Posted on • Originally published at alinrauta.com

A brief summary on the history of AI: Part 2

This article was originally published on my blog

Here we go again (1980-1987)

In the 1980s a form of AI program called “expert systems” was successfully adopted by corporations around the world. By 1986, an expert system was saving a company an estimated $40 million a year. In those same years, the Japanese government aggressively funded AI with its fifth generation computer project. followed by the United States who formed the Microelectronics and Computer Technology Corporation (MCC) as a research consortium designed to assure national competitiveness. Overall, the AI industry boomed from a few million dollars in 1980 to billions of dollars in 1988, including hundreds of companies building expert systems, vision systems, robots, and software and hardware specialized for these purposes.

Expert systems refer to programs that are able to solve problems about a specific domain of knowledge using logical rules which are derived from the knowledge of experts. In the same period we are witnessing a “knowledge revolution” as AI researchers were beginning to believe that intelligence might very well be based on the ability to use large amounts of diverse knowledge in different ways.

Another beneficial event for AI was the return of neural networks. The proof that neural networks can learn information in a new way (by John Hopfield) and the popularisation of “backpropagation” managed to revive the field of connectionism (artificial neural networks).

The second AI winter (1987-1993)

Unfortunately,we have another “AI Winter” because many companies fell by the wayside as they failed to deliver on extravagant promises. In the late 1980s and early 1990s, AI suffered a series of financial setbacks. The expert systems proved to be too expensive to maintain and be useful just in a few special contexts. Japan’s fifth generation project didn’t achieve its ambitious goals whereas the United States cut funding to AI.

In the same period, a new approach to AI emerged. A group of researchers believed that having a body is primordial for an intelligent machine. It has to move, perceive and deal with the real world. The approach revived ideas from cybernetics and control theory that had been unpopular since the sixties. Another precursor was David Marr, who had come to MIT in the late 1970s from a successful background in theoretical neuroscience to lead the group studying computer vision.

In terms of methodology, AI adopts the scientific method. To be accepted, hypotheses must be subjected to rigorous empirical experiments, and the results must be analyzed statistically for their importance. A relevant example is the field of speech recognition. In the 1970s, a wide variety of different architectures and approaches were tried. Many of these were rather ad hoc and fragile, and were demonstrated on only a few specially selected examples. In recent years, approaches based on hidden Markov models (HMMs) have come to dominate the area.

It starts to take shape (1993-2011)

The field of AI is starting to be used successfully throughout the technology industry, but somehow behind the scenes (after two AI winters caused by unrealistic high expectations, people began to be more prudent). Some of the success was due to increasing computer power and some was achieved by using the scientific method when doing research. AI was fragmented into competing subfields focused on particular problems or approaches. AI was both more cautious and more successful than it had ever been.

================

▶ _SET OF TASKS_
1) Answer these questions about the article on AI history:
(a) By 1986, how much was one expert system estimated to save a company each year?
(b) What research consortium did the United States form?
(c) Which approach has come to dominate speech recognition in recent years?
2) Can you carry the article on AI history forward from its last sentence?
The records have no connection to the article on AI history.

(Stored items from a collection)

================

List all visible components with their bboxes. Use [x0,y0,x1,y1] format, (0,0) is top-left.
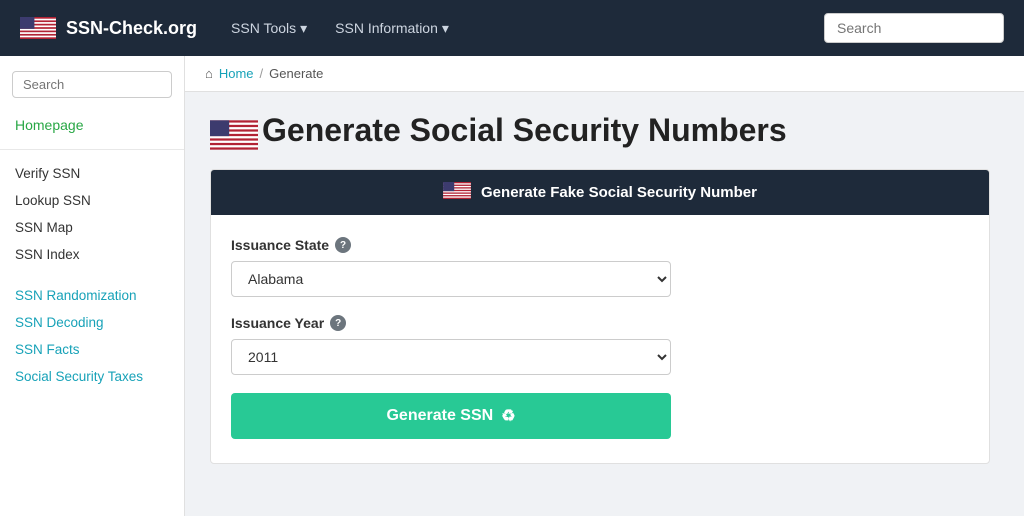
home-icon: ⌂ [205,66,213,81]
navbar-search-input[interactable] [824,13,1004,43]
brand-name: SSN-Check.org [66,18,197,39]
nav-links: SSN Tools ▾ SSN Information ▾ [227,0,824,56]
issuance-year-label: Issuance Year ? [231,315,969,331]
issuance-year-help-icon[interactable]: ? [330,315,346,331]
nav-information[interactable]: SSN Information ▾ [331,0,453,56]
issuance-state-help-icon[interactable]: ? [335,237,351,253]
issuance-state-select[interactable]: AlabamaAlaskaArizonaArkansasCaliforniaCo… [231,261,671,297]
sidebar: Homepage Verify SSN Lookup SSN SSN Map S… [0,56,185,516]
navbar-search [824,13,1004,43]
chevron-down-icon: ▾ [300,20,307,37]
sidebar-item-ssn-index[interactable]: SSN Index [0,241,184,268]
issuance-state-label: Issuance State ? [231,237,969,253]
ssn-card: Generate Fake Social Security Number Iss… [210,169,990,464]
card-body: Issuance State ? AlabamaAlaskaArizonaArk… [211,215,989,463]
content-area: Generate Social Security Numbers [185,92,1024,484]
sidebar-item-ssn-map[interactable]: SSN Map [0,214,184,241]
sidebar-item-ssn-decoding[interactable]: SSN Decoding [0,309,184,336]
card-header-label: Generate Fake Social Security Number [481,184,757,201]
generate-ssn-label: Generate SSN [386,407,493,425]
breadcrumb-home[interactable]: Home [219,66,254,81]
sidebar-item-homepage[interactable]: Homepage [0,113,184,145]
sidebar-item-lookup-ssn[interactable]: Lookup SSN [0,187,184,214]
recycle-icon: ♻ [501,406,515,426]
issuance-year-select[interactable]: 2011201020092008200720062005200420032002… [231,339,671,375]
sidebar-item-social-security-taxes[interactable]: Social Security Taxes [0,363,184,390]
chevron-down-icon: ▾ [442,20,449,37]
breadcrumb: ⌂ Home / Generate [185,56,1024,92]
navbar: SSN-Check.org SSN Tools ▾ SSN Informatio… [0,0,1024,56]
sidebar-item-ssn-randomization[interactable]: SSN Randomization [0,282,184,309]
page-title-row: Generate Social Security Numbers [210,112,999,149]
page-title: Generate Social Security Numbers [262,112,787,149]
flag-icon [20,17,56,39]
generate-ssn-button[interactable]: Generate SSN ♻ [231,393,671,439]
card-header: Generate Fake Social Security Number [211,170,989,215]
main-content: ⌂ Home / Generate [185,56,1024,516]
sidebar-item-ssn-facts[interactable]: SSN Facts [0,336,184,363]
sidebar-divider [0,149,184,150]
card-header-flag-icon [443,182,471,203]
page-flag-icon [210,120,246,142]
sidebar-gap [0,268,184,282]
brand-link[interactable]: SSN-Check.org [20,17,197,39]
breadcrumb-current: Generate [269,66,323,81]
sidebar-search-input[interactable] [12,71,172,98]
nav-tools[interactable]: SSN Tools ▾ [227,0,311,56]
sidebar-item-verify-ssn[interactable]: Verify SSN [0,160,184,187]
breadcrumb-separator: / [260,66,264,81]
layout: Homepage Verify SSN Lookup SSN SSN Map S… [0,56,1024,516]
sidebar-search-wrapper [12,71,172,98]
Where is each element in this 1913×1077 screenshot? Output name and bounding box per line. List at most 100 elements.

================

▶ _RESULTS BY TASK_
1)
(a) About $40 million a year.
(b) The Microelectronics and Computer Technology Corporation (MCC).
(c) Approaches based on hidden Markov models (HMMs).

2)
On 11 May 1997, Deep Blue became the first computer chess-playing system to beat a reigning world chess champion, Garry Kasparov. Moreover, in 2005, a Stanford robot won the DARPA Grand Challenge by driving autonomously for 131 miles along an unrehearsed desert trail. Two years later, a team from CMU won the DARPA Urban Challenge by autonomously navigating 55 miles in an Urban environment while adhering to traffic hazards and all traffic laws.

During the 1990s we see the emergence of intelligent agents, which is a system that perceives its environment and takes actions which maximize its chances of success. Despite the successes of intelligent agents, some influential founders of AI, including John McCarthy, Marvin Minsky, Nils Nilsson and Patrick Winston have expressed discontent with the progress of AI. They think that AI should put less emphasis on creating ever-improved versions of applications that are good at a specific task, such as driving a car, playing chess, or recognizing speech. Instead, they believe AI should return to its roots of striving for, in Simon’s words, “machines that think, that learn and that create.”

A new era of AI (2011-present)

The first decades of the 21st century brought us access to large amounts of data (known as “big data”), cheaper and faster computers and advanced machine learning techniques. One of these factors has an influential role on how AI changed its focus: data. Throughout the 60-year history of computer science, the emphasis has been on the algorithm as the main subject of study. But some recent work in AI suggests that for many problems, it makes more sense to worry about the data and be less picky about what algorithm to apply. That’s how important data has become and why right now is probably the most sought after resource in the world.

AI today is present in many real world applications such as robotic vehicles, speech recognition, self-driving cars, spam filters, social media algorithms that govern your feed, robotics. These are just a few examples, not an exhaustive list.

The sources used for this article:

  1. One of the most influential textbook in AI: Artificial Intelligence, A Modern Approach (Stuart Russel, Peter Norvig)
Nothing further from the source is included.